EXCERPTED TEXT

============================================================

Interactions between metallopeptidase 3 polymorphism rs679620 and BMI in predicting blood pressure in African-American women with hypertension

Jacquelyn Taylor, Yan V. Sun, Jian Chu, Thomas H. Mosley, Sharon L. Kardia

Research output: Contribution to journalArticle

Abstract

BMI represents an internal metabolic and physiological environment that plays a key role in development of high blood pressure (BP) for many Americans. African-American women have a higher prevalence of high BP and being overweight than men or other ethnic groups. This study examines the genetic-environmental interaction effects of single nucleotide polymorphisms and BMI on BP among African-American women using 1418 African-American women and men from the Genetic Epidemiology Network of Arteriopathy study. A total of 403 tests of single nucleotide polymorphism-BMI interaction were conducted using methods of internal replication, cross-validation, and false discovery rate. One single nucleotide polymorphism (located in the ATP6B1 gene, rs2266917) passed adjustments for multiple testing and had a significant independent main effect (P = 0.0018) on diastolic BP among African-American women. A significant sex-specific interaction effect was found between MMP3-rs679620 and BMI in African-American women (P = 0.0009). MMP3-rs679620 (A-G polymorphism) encodes a Lys-Glu nonsynonymous variant at the 45th amino acid of metallopeptidase 3 and indicates a putative functional modification of metallopeptidase 3. These findings were not identified in African-American men. MMP3-rs679620 appears to have a protective effect on diastolic BP in women with high BMI. Surprisingly, MMP3-rs679620 had the opposite effect on women with low BMI, resulting in higher diastolic BP.

============================================================

Dataset entries:
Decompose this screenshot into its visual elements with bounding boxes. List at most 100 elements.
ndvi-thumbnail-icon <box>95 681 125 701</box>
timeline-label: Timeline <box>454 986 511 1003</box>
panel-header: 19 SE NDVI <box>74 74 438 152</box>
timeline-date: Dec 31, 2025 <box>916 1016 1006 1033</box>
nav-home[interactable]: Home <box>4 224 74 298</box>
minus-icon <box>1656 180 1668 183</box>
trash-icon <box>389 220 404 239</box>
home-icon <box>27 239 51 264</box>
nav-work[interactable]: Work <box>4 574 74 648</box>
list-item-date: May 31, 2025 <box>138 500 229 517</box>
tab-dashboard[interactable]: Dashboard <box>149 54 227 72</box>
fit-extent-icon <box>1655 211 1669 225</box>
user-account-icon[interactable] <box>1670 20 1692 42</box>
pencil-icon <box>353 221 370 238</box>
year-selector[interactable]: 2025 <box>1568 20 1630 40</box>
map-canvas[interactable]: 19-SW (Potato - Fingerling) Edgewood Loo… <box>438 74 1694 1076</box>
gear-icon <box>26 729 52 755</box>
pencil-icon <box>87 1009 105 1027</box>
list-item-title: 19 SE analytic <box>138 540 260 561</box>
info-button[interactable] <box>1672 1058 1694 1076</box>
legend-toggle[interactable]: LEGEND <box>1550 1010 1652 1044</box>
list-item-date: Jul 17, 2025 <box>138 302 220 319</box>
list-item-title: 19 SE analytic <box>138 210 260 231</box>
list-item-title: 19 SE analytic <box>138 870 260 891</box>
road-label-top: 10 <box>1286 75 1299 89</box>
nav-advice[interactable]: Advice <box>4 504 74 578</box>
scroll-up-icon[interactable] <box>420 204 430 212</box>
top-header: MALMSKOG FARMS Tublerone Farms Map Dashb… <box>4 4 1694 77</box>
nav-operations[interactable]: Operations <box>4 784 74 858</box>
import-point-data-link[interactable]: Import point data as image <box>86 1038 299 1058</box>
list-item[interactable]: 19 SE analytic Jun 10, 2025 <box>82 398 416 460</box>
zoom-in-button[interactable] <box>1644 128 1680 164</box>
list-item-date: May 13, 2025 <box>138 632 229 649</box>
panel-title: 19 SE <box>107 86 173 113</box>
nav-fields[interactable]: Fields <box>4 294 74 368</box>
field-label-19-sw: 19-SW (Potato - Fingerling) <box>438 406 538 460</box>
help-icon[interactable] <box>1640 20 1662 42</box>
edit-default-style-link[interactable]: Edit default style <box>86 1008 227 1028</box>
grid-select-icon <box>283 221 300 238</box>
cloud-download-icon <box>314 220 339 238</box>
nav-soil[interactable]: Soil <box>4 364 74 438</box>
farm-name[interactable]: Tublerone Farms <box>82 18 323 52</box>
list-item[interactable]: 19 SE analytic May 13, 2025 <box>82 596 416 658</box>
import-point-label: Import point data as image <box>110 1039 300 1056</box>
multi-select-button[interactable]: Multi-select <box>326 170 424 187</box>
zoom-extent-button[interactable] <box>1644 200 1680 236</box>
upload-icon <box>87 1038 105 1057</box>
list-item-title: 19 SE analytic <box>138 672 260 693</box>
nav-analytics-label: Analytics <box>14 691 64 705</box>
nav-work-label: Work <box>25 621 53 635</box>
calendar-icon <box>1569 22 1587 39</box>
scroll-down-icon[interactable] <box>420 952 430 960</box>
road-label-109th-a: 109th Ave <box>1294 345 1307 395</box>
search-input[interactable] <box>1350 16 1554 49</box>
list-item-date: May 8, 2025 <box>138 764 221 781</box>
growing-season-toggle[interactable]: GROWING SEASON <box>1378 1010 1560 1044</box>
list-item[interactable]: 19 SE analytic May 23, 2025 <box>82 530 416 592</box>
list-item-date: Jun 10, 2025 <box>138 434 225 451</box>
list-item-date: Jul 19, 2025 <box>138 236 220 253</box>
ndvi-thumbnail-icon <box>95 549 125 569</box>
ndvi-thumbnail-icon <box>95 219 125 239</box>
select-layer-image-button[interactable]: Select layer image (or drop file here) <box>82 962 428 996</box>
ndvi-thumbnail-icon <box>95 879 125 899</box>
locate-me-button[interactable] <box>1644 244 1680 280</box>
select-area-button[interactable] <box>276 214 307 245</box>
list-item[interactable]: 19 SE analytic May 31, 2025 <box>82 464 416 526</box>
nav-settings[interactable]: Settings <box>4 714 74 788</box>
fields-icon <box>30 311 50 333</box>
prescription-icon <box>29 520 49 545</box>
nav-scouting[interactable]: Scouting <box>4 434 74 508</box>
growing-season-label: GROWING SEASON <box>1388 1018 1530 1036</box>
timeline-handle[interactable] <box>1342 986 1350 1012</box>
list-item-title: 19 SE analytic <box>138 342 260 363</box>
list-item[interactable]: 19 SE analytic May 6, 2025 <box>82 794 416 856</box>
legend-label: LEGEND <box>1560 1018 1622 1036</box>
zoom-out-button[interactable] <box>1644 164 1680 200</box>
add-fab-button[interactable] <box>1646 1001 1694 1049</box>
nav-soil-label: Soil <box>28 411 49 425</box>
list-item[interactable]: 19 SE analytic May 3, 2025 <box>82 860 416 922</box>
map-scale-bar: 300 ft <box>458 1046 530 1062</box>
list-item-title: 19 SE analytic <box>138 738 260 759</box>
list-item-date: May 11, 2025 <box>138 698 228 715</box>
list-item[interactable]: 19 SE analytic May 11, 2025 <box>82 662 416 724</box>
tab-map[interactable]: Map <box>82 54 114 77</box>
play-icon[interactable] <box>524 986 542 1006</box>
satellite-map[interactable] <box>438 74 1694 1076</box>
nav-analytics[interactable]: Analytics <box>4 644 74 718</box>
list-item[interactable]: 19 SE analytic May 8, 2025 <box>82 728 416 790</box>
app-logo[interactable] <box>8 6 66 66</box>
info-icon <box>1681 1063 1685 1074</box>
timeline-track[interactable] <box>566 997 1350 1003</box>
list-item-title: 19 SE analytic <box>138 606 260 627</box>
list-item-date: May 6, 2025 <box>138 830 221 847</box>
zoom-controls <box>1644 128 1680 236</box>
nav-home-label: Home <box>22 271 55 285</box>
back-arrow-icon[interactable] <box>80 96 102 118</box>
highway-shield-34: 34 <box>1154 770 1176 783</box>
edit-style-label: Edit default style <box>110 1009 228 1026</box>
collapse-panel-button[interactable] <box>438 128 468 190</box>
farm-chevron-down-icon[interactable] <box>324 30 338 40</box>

============================================================

WHAT IS BEING ASKED
Reproduce the entire text on metallopeptidase 3 and blood pressure, from its title through its last sentence, without changing anything. The dataset entries are not needed for this work.

TASK RESULT
Interactions between metallopeptidase 3 polymorphism rs679620 and BMI in predicting blood pressure in African-American women with hypertension

Jacquelyn Taylor, Yan V. Sun, Jian Chu, Thomas H. Mosley, Sharon L. Kardia

Research output: Contribution to journalArticle

Abstract

BMI represents an internal metabolic and physiological environment that plays a key role in development of high blood pressure (BP) for many Americans. African-American women have a higher prevalence of high BP and being overweight than men or other ethnic groups. This study examines the genetic-environmental interaction effects of single nucleotide polymorphisms and BMI on BP among African-American women using 1418 African-American women and men from the Genetic Epidemiology Network of Arteriopathy study. A total of 403 tests of single nucleotide polymorphism-BMI interaction were conducted using methods of internal replication, cross-validation, and false discovery rate. One single nucleotide polymorphism (located in the ATP6B1 gene, rs2266917) passed adjustments for multiple testing and had a significant independent main effect (P = 0.0018) on diastolic BP among African-American women. A significant sex-specific interaction effect was found between MMP3-rs679620 and BMI in African-American women (P = 0.0009). MMP3-rs679620 (A-G polymorphism) encodes a Lys-Glu nonsynonymous variant at the 45th amino acid of metallopeptidase 3 and indicates a putative functional modification of metallopeptidase 3. These findings were not identified in African-American men. MMP3-rs679620 appears to have a protective effect on diastolic BP in women with high BMI. Surprisingly, MMP3-rs679620 had the opposite effect on women with low BMI, resulting in higher diastolic BP.